It is time to install the new 32-bit controller board. Installing it in the old chassis should be straight forward!
Most things I do have already been planned to death in my head, so these things usually turn out with low severity surprises. This is not one of them. Things have gone south.
The Upgrade
The 32-bit board I’m using is the BigTreeTech SKR Mini E3 V3.0 (using the STM32G0B1 MCU). It has a lot more IO than the stock board:
- 2 more software controllable Fan headers
- Neopixel / WS2812
- Z Probe
- second Z Axis Motor Connector (single driver though)
- Extruder Endstop aka Filament runout Sensor
Still no USB-C :(
Ignore my little 3D printing scraps Altoids bin.
Connecting everything was major trouble, I had to reference the user guide and datasheet of the SKR Mini a lot. I also had to dig through my cable scraps to find some spare JST Connectors to splice to existing cabling for the fans. I also had to de-pin and switch the connections of one of the existing fan connectors.
Marlin - The Software
In honor to the stock 8-bit board, I split my Marlin configuration up into 8- and 32-bit. Because my 32-bit configuration will have a lot more features enabled compared to the 8-bit one.
For the 32-bit board I had in mind to:
- Enable the CR-Touch sensor
- Enable the Filament runout sensor
- Split the Fans into multiple zones
- preemptive enabling of the Neopixels
BL or CR-Touch and Auto Bed Leveling
Let’s get to the most painful part straight away. This was tough to set up and only after a day of tinkering I found why, but I am getting ahead of myself.
Installing the sensor was easy as pie. Just plug the long cable that’s included with the CR-Touch straight into the new mainboard.
The problem is the Marlin Configuration(s):
#define AUTO_BED_LEVELING_BILINEAR
// or
#define AUTO_BED_LEVELING_UBL
// and comment out:
//#define MESH_BED_LEVELING
#define Z_SAFE_HOMING
#define BLTOUCH
#define PROBING_FANS_OFF
You want to enable the #define BLTOUCH
and the definition PROBING_FANS_OFF
turns the fans off during probing, which can result in more accurate bed meshes.
AUTO_BED_LEVELING_BILINEAR
or UBL
are explained in the Configuration files (read carefully!!).
These actually enable the compensations for uneven beds.
A Problem surfaces
The obvious Issue arises: what will the Printer do with the additional Z-Axis Endstop? Let’s answer this question later, as a first test print of mine right after flashing the new firmware didn’t work. The printer would preheat, home itself, and would not print the model at all. The print head was hovering in midair, while humming the steppers. And the screen would fast-forward the estimated print loading bar in mere seconds.
Solution: Use the Z-Probe as the Z Endstop
As I found out later, Marlin didn’t work with two Z Endstops.

▶ What the task asks:
According to the controller upgrade write-up, which microcontroller does the new 32-bit board use?

▶ Records shown:
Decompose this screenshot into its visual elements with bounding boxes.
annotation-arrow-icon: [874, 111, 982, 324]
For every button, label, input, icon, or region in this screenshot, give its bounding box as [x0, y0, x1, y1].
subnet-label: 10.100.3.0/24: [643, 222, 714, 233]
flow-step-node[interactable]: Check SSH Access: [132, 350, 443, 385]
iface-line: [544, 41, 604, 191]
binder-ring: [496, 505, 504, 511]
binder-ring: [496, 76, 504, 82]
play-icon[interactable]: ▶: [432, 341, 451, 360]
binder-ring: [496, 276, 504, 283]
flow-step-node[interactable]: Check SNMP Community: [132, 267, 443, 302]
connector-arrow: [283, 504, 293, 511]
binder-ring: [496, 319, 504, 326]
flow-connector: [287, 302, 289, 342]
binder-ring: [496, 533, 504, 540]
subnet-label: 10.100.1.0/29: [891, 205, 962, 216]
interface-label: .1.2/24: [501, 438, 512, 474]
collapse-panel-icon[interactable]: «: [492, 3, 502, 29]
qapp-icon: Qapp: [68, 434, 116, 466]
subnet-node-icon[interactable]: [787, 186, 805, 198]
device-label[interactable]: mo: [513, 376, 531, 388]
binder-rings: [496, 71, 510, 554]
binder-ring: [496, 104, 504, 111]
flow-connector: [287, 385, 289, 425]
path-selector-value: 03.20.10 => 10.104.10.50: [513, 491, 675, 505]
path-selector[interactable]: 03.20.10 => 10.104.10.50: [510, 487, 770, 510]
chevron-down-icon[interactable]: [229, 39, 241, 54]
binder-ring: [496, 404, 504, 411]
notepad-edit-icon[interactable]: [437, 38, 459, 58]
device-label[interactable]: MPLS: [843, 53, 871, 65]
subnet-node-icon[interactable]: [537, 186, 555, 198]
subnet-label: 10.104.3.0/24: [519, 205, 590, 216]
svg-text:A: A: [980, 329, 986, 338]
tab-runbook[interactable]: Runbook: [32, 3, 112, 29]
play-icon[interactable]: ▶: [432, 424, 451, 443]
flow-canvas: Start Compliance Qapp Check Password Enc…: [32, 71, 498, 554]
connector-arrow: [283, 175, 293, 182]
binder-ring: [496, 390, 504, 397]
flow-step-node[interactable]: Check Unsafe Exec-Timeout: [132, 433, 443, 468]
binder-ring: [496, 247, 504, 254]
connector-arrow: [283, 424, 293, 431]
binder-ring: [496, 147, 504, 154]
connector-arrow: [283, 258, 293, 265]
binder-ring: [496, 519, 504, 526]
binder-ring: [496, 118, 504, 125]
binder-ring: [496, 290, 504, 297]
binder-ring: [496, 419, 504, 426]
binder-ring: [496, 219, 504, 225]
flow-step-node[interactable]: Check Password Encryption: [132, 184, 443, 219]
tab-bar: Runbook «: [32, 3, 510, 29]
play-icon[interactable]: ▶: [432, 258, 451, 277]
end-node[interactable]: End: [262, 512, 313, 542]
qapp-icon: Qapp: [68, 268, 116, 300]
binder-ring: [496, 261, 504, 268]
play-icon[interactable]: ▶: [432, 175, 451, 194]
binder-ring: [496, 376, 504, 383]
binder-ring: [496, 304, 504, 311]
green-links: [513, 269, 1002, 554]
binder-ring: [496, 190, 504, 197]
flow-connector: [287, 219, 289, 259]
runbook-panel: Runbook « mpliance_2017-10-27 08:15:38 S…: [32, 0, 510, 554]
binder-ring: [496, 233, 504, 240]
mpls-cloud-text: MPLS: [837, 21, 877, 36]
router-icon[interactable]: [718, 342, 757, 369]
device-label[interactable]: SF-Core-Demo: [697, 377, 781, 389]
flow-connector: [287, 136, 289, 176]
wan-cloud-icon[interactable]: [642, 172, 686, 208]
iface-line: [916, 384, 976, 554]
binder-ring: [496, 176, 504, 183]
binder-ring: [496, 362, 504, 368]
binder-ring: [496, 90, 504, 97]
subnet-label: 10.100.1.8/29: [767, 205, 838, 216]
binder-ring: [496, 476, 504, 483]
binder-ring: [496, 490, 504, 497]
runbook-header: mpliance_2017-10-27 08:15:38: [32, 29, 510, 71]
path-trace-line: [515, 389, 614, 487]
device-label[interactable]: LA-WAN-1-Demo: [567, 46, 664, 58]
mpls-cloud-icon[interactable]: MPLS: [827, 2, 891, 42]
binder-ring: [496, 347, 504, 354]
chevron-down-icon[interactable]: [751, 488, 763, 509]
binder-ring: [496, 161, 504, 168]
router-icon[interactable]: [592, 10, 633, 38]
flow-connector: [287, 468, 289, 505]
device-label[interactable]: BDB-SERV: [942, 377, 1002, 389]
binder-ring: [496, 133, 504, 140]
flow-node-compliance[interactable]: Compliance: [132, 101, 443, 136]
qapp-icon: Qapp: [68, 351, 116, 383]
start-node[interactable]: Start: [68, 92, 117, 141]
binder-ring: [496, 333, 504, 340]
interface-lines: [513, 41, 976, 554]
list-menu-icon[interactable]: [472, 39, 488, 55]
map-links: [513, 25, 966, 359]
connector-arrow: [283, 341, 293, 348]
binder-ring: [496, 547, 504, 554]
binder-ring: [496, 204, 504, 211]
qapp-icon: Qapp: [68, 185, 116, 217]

▶ Solution below:
The STM32G0B1.